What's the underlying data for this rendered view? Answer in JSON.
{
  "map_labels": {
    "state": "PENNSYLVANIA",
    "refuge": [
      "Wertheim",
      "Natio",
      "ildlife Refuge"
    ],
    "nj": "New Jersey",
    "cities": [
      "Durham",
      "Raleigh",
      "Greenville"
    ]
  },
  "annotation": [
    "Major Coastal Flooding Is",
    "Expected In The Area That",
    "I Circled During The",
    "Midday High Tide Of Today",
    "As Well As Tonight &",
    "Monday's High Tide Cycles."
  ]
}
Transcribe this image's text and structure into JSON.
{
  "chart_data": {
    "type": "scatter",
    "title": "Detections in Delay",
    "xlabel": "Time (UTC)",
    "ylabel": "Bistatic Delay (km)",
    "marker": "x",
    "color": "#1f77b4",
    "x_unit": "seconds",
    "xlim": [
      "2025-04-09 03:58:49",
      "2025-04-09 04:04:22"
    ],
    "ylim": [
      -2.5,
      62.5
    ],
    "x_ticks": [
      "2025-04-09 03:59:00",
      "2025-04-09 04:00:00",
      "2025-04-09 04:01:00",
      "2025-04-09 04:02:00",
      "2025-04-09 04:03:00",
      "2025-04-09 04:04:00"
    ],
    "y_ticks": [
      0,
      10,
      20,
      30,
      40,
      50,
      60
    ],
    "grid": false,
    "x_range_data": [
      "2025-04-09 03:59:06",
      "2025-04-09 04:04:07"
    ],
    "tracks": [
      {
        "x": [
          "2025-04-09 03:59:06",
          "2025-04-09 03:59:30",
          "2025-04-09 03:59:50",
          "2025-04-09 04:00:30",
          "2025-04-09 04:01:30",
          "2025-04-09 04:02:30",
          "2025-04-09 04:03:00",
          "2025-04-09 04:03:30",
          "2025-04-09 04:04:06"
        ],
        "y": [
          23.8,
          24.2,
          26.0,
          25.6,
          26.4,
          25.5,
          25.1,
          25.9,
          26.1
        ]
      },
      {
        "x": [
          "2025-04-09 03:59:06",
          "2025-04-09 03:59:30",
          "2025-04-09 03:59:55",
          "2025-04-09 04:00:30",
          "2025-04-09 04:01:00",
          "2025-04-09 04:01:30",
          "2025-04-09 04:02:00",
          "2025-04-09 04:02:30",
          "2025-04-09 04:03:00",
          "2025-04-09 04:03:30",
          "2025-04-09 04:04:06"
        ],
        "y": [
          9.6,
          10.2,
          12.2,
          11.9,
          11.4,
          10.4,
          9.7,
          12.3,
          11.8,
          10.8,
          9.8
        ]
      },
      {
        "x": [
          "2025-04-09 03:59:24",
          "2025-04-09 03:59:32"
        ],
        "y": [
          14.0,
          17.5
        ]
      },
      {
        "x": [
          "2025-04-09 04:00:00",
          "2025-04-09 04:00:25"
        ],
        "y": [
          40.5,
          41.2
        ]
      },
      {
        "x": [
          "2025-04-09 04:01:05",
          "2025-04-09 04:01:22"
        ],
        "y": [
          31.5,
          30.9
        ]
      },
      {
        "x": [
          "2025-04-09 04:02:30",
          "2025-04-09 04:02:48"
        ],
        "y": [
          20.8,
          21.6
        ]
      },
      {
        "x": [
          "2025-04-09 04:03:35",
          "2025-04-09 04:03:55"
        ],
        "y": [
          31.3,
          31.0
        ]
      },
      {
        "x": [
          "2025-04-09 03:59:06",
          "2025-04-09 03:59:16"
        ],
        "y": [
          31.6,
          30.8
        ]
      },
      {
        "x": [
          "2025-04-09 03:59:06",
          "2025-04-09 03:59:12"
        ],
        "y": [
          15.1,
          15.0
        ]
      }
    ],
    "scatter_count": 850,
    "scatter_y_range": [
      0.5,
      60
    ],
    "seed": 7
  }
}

--------------------------------------------------

**REQUIRED TASK:** Reproduce each record exactly, leaving nothing out.

**RESULT BELOW:**
What's the underlying data for this rendered view? Answer in JSON.
{
  "map_labels": {
    "state": "PENNSYLVANIA",
    "refuge": [
      "Wertheim",
      "Natio",
      "ildlife Refuge"
    ],
    "nj": "New Jersey",
    "cities": [
      "Durham",
      "Raleigh",
      "Greenville"
    ]
  },
  "annotation": [
    "Major Coastal Flooding Is",
    "Expected In The Area That",
    "I Circled During The",
    "Midday High Tide Of Today",
    "As Well As Tonight &",
    "Monday's High Tide Cycles."
  ]
}
Transcribe this image's text and structure into JSON.
{
  "chart_data": {
    "type": "scatter",
    "title": "Detections in Delay",
    "xlabel": "Time (UTC)",
    "ylabel": "Bistatic Delay (km)",
    "marker": "x",
    "color": "#1f77b4",
    "x_unit": "seconds",
    "xlim": [
      "2025-04-09 03:58:49",
      "2025-04-09 04:04:22"
    ],
    "ylim": [
      -2.5,
      62.5
    ],
    "x_ticks": [
      "2025-04-09 03:59:00",
      "2025-04-09 04:00:00",
      "2025-04-09 04:01:00",
      "2025-04-09 04:02:00",
      "2025-04-09 04:03:00",
      "2025-04-09 04:04:00"
    ],
    "y_ticks": [
      0,
      10,
      20,
      30,
      40,
      50,
      60
    ],
    "grid": false,
    "x_range_data": [
      "2025-04-09 03:59:06",
      "2025-04-09 04:04:07"
    ],
    "tracks": [
      {
        "x": [
          "2025-04-09 03:59:06",
          "2025-04-09 03:59:30",
          "2025-04-09 03:59:50",
          "2025-04-09 04:00:30",
          "2025-04-09 04:01:30",
          "2025-04-09 04:02:30",
          "2025-04-09 04:03:00",
          "2025-04-09 04:03:30",
          "2025-04-09 04:04:06"
        ],
        "y": [
          23.8,
          24.2,
          26.0,
          25.6,
          26.4,
          25.5,
          25.1,
          25.9,
          26.1
        ]
      },
      {
        "x": [
          "2025-04-09 03:59:06",
          "2025-04-09 03:59:30",
          "2025-04-09 03:59:55",
          "2025-04-09 04:00:30",
          "2025-04-09 04:01:00",
          "2025-04-09 04:01:30",
          "2025-04-09 04:02:00",
          "2025-04-09 04:02:30",
          "2025-04-09 04:03:00",
          "2025-04-09 04:03:30",
          "2025-04-09 04:04:06"
        ],
        "y": [
          9.6,
          10.2,
          12.2,
          11.9,
          11.4,
          10.4,
          9.7,
          12.3,
          11.8,
          10.8,
          9.8
        ]
      },
      {
        "x": [
          "2025-04-09 03:59:24",
          "2025-04-09 03:59:32"
        ],
        "y": [
          14.0,
          17.5
        ]
      },
      {
        "x": [
          "2025-04-09 04:00:00",
          "2025-04-09 04:00:25"
        ],
        "y": [
          40.5,
          41.2
        ]
      },
      {
        "x": [
          "2025-04-09 04:01:05",
          "2025-04-09 04:01:22"
        ],
        "y": [
          31.5,
          30.9
        ]
      },
      {
        "x": [
          "2025-04-09 04:02:30",
          "2025-04-09 04:02:48"
        ],
        "y": [
          20.8,
          21.6
        ]
      },
      {
        "x": [
          "2025-04-09 04:03:35",
          "2025-04-09 04:03:55"
        ],
        "y": [
          31.3,
          31.0
        ]
      },
      {
        "x": [
          "2025-04-09 03:59:06",
          "2025-04-09 03:59:16"
        ],
        "y": [
          31.6,
          30.8
        ]
      },
      {
        "x": [
          "2025-04-09 03:59:06",
          "2025-04-09 03:59:12"
        ],
        "y": [
          15.1,
          15.0
        ]
      }
    ],
    "scatter_count": 850,
    "scatter_y_range": [
      0.5,
      60
    ],
    "seed": 7
  }
}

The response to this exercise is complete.